**Given request**: Copy all records verbatim.

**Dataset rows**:
+===+

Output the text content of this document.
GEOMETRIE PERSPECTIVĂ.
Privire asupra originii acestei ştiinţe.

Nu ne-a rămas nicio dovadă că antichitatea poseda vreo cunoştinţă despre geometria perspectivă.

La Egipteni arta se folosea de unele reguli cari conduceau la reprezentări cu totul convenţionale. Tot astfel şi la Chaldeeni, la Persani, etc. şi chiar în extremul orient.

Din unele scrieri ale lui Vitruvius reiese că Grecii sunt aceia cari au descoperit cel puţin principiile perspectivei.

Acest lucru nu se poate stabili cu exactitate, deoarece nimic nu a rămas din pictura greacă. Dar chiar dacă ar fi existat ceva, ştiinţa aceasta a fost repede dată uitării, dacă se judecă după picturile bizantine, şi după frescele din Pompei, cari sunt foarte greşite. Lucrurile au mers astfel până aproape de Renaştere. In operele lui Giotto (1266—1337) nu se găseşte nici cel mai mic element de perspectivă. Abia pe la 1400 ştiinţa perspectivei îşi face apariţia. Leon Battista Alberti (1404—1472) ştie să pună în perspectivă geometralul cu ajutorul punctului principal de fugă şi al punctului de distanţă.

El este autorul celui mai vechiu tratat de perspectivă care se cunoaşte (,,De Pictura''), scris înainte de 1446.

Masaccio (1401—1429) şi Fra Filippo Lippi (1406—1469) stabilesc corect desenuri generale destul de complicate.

+===+

**Response for this exercise**:
Output the text content of this document.
GEOMETRIE PERSPECTIVĂ.
Privire asupra originii acestei ştiinţe.

Nu ne-a rămas nicio dovadă că antichitatea poseda vreo cunoştinţă despre geometria perspectivă.

La Egipteni arta se folosea de unele reguli cari conduceau la reprezentări cu totul convenţionale. Tot astfel şi la Chaldeeni, la Persani, etc. şi chiar în extremul orient.

Din unele scrieri ale lui Vitruvius reiese că Grecii sunt aceia cari au descoperit cel puţin principiile perspectivei.

Acest lucru nu se poate stabili cu exactitate, deoarece nimic nu a rămas din pictura greacă. Dar chiar dacă ar fi existat ceva, ştiinţa aceasta a fost repede dată uitării, dacă se judecă după picturile bizantine, şi după frescele din Pompei, cari sunt foarte greşite. Lucrurile au mers astfel până aproape de Renaştere. In operele lui Giotto (1266—1337) nu se găseşte nici cel mai mic element de perspectivă. Abia pe la 1400 ştiinţa perspectivei îşi face apariţia. Leon Battista Alberti (1404—1472) ştie să pună în perspectivă geometralul cu ajutorul punctului principal de fugă şi al punctului de distanţă.

El este autorul celui mai vechiu tratat de perspectivă care se cunoaşte (,,De Pictura''), scris înainte de 1446.

Masaccio (1401—1429) şi Fra Filippo Lippi (1406—1469) stabilesc corect desenuri generale destul de complicate.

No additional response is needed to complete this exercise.